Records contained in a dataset
'''

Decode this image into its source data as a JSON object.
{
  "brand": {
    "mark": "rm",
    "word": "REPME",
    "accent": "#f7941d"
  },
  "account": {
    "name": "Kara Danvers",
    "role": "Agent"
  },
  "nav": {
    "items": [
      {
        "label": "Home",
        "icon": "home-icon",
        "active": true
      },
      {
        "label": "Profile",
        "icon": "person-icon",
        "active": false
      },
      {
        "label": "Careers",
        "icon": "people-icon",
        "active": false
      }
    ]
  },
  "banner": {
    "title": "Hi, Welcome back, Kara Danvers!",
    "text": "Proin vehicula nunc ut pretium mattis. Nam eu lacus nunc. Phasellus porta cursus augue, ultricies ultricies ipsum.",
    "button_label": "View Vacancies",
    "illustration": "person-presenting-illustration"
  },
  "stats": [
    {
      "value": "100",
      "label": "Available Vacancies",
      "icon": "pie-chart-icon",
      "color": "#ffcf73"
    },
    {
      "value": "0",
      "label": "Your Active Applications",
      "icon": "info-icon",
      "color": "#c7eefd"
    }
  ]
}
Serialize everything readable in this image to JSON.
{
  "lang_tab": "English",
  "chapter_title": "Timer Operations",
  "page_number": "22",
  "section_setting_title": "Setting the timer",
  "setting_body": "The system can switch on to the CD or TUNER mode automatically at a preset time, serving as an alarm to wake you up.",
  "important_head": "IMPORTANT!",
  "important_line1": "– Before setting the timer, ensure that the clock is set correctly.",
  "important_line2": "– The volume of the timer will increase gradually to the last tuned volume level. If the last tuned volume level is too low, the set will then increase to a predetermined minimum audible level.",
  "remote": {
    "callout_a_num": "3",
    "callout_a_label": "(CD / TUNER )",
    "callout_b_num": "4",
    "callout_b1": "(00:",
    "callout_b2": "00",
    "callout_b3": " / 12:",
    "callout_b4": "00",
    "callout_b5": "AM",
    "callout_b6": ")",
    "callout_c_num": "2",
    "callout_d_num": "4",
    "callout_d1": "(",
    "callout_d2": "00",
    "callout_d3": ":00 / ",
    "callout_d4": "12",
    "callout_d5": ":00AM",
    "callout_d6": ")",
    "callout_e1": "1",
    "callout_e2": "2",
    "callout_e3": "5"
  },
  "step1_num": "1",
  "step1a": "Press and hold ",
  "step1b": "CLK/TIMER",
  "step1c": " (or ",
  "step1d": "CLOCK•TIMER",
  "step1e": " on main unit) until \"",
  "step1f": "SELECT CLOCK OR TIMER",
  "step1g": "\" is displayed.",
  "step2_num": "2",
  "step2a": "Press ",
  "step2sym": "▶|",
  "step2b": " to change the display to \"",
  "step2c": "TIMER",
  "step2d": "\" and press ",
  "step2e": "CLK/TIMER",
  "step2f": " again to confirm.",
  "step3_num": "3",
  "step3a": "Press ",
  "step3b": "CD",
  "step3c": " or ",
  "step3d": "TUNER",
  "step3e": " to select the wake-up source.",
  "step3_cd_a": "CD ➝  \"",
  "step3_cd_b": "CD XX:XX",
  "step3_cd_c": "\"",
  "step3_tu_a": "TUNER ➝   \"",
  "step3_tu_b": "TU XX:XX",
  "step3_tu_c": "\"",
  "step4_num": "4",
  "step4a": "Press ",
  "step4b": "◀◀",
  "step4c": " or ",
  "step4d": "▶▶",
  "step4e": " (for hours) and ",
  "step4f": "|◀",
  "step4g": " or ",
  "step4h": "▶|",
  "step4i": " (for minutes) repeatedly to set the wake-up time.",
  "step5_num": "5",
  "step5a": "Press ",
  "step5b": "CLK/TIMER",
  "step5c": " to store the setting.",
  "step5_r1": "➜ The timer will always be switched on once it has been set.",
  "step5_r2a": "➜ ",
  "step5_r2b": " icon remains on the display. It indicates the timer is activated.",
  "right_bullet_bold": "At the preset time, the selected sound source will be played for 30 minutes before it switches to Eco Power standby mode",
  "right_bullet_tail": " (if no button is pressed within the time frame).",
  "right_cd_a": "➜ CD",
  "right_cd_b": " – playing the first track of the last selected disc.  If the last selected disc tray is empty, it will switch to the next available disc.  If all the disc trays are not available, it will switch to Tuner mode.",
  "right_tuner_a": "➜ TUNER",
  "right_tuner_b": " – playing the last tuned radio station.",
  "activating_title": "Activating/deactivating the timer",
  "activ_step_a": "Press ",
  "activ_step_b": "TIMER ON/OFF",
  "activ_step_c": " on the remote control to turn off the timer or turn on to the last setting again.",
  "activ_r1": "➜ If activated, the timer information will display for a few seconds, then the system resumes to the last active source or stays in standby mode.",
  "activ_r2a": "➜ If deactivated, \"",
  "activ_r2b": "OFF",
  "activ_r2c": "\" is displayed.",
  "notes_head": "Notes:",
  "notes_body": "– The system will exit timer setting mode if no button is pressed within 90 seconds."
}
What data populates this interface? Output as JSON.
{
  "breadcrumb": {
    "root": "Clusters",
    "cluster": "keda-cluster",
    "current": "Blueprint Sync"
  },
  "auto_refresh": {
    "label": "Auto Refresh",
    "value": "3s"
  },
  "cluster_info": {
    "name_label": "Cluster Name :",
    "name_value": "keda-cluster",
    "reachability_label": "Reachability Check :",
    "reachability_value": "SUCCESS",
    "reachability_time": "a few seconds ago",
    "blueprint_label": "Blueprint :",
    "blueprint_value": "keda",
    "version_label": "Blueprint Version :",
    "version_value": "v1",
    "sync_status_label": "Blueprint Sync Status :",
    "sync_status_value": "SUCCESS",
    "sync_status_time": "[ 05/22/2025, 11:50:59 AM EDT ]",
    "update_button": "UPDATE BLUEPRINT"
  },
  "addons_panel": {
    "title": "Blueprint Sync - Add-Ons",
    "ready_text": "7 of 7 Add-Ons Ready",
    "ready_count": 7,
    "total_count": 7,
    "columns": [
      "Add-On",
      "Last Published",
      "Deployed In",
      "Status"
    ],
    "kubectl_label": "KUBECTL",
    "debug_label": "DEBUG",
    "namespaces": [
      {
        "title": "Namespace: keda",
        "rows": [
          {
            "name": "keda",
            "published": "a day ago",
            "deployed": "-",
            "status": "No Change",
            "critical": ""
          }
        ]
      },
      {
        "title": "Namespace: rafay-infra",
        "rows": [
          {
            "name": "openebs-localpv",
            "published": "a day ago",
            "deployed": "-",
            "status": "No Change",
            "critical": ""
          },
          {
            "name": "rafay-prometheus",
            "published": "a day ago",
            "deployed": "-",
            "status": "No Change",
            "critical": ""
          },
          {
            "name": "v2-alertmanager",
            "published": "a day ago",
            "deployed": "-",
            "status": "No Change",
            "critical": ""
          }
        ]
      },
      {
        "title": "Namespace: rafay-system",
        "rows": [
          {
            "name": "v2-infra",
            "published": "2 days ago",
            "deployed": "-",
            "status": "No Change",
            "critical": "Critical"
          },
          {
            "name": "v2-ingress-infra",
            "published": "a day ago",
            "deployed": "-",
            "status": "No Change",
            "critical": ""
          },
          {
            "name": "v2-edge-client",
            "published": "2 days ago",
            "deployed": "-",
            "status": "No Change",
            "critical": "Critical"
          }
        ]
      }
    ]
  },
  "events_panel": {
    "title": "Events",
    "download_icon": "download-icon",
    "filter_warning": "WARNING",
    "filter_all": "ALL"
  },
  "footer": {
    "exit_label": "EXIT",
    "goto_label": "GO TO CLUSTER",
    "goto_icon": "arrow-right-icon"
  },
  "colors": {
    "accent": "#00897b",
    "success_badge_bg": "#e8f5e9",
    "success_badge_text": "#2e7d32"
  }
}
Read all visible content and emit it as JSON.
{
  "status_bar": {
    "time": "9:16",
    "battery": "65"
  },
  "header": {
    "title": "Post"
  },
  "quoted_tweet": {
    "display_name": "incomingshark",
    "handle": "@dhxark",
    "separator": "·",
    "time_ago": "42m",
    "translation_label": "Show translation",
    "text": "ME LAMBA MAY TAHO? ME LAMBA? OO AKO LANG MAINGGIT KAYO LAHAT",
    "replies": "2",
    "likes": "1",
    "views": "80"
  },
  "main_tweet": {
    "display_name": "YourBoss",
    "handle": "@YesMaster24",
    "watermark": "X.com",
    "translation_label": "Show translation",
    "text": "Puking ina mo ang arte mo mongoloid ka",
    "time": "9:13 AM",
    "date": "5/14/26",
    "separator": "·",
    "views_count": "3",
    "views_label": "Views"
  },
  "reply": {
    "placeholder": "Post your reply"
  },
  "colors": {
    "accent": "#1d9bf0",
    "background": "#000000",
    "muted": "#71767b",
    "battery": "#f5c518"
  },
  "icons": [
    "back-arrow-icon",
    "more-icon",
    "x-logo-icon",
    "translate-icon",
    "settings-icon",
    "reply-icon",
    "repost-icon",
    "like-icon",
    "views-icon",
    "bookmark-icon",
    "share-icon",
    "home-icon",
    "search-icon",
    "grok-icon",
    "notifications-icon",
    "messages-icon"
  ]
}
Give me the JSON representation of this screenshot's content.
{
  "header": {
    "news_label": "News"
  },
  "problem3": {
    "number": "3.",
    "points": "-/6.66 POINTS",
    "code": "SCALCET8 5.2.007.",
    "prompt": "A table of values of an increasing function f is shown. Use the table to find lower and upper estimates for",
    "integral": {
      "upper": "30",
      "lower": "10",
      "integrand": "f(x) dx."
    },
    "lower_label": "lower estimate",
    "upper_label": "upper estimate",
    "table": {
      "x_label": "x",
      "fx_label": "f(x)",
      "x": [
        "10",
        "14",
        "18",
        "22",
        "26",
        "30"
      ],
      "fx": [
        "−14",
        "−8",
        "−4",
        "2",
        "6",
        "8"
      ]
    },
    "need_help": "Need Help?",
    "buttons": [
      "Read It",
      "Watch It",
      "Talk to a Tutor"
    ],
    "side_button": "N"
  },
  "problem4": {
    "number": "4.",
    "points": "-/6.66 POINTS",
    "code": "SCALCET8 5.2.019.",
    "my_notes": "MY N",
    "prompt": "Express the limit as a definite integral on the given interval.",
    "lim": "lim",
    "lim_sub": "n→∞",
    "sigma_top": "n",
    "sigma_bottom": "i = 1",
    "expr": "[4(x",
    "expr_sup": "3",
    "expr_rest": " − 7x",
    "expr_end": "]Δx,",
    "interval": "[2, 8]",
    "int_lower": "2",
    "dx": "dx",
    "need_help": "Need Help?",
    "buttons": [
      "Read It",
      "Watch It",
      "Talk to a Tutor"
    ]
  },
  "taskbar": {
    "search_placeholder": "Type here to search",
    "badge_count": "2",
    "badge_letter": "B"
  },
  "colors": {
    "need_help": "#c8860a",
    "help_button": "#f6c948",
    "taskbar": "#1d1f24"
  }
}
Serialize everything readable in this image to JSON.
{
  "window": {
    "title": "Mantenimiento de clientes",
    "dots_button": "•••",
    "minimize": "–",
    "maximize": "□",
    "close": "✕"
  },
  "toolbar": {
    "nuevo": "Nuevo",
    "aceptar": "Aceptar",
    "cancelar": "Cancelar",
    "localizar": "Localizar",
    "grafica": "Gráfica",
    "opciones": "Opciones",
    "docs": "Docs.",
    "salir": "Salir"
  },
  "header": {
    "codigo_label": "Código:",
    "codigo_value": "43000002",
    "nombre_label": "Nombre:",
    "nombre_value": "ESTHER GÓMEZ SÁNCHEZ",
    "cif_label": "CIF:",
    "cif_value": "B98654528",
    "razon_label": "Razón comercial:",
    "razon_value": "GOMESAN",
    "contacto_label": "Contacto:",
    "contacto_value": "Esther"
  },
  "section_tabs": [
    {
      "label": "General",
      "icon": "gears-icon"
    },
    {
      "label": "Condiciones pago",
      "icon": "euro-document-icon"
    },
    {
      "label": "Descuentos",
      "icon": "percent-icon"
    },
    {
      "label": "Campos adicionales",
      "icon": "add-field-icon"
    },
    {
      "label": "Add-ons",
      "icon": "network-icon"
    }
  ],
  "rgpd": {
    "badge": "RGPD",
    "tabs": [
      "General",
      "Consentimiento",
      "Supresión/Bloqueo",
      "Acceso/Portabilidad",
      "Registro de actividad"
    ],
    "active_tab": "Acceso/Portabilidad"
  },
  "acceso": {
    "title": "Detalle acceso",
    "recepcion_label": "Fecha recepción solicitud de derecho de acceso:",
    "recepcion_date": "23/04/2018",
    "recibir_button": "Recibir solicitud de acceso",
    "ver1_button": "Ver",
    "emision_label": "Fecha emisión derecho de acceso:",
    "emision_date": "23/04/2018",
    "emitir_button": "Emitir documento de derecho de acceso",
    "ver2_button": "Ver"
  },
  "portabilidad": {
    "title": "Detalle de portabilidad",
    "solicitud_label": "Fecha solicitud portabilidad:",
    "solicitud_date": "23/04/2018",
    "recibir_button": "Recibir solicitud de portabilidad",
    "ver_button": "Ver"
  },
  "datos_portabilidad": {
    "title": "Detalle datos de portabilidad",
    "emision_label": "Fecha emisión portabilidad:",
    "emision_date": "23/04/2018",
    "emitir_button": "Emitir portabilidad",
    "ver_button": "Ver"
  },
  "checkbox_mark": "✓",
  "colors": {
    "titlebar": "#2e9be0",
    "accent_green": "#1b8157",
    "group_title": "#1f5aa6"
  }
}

'''

Check each line of the entries above, and show every one holding the word "this".

Decode this image into its source data as a JSON object.
Serialize everything readable in this image to JSON.
What data populates this interface? Output as JSON.
Give me the JSON representation of this screenshot's content.
Serialize everything readable in this image to JSON.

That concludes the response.